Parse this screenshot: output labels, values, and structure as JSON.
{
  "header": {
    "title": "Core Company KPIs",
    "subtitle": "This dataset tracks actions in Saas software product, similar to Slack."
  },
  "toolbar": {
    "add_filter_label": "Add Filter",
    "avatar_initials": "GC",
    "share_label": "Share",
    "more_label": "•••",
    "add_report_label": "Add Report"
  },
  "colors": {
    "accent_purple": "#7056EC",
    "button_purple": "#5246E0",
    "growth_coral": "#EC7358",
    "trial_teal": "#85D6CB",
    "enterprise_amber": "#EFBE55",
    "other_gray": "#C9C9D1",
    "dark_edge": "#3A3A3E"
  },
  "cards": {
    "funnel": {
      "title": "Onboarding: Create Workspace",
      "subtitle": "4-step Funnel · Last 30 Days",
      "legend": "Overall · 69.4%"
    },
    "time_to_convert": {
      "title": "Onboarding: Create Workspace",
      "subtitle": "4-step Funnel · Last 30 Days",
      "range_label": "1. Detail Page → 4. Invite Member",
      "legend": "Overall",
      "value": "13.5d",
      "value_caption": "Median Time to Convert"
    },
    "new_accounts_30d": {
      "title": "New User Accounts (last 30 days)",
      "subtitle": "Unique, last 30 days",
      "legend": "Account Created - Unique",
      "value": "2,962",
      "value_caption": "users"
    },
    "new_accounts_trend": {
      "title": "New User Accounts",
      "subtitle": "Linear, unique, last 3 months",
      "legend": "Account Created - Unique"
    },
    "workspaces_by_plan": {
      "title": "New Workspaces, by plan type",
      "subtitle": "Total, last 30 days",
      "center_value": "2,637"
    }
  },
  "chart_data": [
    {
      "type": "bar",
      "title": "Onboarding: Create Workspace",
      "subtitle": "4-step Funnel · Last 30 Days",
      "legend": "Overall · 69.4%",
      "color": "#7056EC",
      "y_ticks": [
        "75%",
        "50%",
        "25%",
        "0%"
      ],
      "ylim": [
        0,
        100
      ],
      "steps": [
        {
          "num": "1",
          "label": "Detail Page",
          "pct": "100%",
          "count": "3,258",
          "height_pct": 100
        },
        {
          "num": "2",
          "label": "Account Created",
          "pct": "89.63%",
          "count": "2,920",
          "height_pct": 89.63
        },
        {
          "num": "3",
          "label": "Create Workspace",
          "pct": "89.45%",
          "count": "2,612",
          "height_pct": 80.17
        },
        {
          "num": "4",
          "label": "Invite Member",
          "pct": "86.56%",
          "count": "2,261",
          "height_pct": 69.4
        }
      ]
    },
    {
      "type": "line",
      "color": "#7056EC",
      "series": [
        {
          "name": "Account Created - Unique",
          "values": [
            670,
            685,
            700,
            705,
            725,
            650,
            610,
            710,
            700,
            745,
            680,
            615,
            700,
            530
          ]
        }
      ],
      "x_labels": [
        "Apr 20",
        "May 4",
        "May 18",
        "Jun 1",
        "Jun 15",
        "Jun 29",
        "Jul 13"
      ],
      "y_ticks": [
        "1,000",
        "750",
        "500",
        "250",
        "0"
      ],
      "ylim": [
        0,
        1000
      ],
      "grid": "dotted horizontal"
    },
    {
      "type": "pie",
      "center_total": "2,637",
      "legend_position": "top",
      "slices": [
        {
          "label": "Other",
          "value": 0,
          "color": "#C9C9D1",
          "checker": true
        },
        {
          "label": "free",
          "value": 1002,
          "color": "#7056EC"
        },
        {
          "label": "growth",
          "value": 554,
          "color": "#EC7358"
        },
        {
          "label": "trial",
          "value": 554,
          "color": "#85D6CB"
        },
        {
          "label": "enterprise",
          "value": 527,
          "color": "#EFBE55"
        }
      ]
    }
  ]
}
=-=-=-=-=
All lines above with "type" in them should be returned.

      "title": "New Workspaces, by plan type",
      "type": "bar",
      "type": "line",
      "type": "pie",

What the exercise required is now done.